## What needs to be done:
Search the records for "Offer" and copy each line that holds it.

<<<<

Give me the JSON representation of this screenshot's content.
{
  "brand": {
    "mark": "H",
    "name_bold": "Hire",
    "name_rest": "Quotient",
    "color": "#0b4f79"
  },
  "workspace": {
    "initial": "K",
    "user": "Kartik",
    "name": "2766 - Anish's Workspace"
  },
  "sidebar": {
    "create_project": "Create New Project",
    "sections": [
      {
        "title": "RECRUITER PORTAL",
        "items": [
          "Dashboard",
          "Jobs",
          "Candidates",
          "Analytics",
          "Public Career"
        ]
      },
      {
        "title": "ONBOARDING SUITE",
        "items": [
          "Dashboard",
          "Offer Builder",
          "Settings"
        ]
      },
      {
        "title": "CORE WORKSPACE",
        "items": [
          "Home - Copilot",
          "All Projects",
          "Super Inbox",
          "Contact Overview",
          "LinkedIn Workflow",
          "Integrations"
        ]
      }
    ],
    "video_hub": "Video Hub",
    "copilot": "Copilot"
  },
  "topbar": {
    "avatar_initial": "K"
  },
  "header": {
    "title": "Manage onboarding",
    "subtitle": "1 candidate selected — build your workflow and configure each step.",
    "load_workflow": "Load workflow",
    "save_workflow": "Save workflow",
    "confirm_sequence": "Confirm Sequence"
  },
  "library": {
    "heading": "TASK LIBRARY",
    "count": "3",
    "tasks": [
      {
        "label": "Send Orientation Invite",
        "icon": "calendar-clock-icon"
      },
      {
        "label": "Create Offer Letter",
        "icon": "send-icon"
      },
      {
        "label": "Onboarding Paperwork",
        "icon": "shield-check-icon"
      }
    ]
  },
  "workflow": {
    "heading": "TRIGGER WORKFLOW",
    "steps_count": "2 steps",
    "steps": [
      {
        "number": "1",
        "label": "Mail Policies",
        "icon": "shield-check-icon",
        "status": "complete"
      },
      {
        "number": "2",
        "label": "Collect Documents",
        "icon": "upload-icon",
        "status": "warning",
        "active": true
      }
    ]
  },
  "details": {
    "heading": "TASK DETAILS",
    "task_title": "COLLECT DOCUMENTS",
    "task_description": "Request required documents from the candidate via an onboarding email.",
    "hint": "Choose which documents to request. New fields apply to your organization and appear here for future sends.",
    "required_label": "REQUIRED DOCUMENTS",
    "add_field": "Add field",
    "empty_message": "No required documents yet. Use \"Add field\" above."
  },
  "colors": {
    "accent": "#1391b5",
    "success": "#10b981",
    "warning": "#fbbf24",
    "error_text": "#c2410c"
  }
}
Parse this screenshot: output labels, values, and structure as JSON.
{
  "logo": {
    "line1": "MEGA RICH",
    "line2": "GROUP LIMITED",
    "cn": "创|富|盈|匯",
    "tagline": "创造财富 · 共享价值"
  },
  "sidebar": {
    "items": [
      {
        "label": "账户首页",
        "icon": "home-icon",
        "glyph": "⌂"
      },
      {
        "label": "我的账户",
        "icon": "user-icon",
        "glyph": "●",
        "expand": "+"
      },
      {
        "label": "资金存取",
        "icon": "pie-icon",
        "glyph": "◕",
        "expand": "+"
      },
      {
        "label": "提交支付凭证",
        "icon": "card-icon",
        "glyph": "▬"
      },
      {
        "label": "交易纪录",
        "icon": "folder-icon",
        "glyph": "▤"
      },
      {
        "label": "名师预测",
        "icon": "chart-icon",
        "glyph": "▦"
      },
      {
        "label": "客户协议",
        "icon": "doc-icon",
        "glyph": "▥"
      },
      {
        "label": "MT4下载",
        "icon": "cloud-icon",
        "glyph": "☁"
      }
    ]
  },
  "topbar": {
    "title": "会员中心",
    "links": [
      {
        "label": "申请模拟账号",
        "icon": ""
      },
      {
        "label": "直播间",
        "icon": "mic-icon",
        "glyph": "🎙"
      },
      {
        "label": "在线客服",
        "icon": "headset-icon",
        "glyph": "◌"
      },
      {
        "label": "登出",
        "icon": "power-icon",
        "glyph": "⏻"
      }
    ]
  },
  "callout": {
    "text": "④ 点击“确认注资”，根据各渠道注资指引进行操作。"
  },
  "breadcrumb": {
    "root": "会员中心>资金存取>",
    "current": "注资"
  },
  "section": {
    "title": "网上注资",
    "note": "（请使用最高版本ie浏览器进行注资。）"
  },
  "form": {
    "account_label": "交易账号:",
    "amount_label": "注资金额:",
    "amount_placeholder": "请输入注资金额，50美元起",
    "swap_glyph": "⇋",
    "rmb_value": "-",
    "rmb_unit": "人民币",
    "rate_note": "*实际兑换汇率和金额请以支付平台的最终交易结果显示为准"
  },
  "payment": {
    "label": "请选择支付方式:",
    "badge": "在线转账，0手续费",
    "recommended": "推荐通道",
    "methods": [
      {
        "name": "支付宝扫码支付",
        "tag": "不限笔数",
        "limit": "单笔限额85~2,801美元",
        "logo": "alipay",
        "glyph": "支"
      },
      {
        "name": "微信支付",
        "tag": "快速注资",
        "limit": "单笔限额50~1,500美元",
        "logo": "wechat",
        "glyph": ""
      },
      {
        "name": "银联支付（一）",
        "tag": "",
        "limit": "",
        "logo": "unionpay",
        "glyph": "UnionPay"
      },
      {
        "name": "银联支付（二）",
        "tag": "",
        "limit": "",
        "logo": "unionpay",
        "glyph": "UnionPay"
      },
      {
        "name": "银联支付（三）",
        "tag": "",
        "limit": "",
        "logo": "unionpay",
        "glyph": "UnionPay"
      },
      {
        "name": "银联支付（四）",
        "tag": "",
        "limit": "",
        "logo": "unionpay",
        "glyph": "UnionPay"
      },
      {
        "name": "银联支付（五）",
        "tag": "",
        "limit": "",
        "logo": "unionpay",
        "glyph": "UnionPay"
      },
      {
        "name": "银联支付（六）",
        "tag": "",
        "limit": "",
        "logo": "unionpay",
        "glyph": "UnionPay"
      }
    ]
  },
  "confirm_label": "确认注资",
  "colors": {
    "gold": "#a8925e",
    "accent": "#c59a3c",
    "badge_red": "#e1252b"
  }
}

>>>>

## Written solution:
          "Offer Builder",
        "label": "Create Offer Letter",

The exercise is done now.